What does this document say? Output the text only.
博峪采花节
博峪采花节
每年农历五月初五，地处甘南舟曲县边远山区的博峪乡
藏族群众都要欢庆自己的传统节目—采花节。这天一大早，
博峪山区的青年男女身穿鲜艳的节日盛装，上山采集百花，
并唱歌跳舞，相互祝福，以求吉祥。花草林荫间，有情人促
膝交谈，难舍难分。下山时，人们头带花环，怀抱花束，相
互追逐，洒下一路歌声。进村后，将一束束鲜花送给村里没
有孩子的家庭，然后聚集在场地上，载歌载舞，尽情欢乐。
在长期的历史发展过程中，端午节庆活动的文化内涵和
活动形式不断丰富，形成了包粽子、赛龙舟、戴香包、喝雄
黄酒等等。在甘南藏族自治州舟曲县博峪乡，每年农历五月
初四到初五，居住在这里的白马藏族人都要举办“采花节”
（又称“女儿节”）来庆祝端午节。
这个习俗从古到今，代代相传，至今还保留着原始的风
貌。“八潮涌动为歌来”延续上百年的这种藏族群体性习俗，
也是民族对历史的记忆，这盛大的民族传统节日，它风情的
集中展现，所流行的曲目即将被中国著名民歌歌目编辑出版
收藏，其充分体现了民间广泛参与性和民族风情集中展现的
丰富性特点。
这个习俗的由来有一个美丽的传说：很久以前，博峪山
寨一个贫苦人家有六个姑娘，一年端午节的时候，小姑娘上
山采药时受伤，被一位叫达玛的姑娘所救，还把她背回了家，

☆ ☆ ☆

Quote every entry exactly.

Correct output ->
What does this document say? Output the text only.
博峪采花节
博峪采花节
每年农历五月初五，地处甘南舟曲县边远山区的博峪乡
藏族群众都要欢庆自己的传统节目—采花节。这天一大早，
博峪山区的青年男女身穿鲜艳的节日盛装，上山采集百花，
并唱歌跳舞，相互祝福，以求吉祥。花草林荫间，有情人促
膝交谈，难舍难分。下山时，人们头带花环，怀抱花束，相
互追逐，洒下一路歌声。进村后，将一束束鲜花送给村里没
有孩子的家庭，然后聚集在场地上，载歌载舞，尽情欢乐。
在长期的历史发展过程中，端午节庆活动的文化内涵和
活动形式不断丰富，形成了包粽子、赛龙舟、戴香包、喝雄
黄酒等等。在甘南藏族自治州舟曲县博峪乡，每年农历五月
初四到初五，居住在这里的白马藏族人都要举办“采花节”
（又称“女儿节”）来庆祝端午节。
这个习俗从古到今，代代相传，至今还保留着原始的风
貌。“八潮涌动为歌来”延续上百年的这种藏族群体性习俗，
也是民族对历史的记忆，这盛大的民族传统节日，它风情的
集中展现，所流行的曲目即将被中国著名民歌歌目编辑出版
收藏，其充分体现了民间广泛参与性和民族风情集中展现的
丰富性特点。
这个习俗的由来有一个美丽的传说：很久以前，博峪山
寨一个贫苦人家有六个姑娘，一年端午节的时候，小姑娘上
山采药时受伤，被一位叫达玛的姑娘所救，还把她背回了家，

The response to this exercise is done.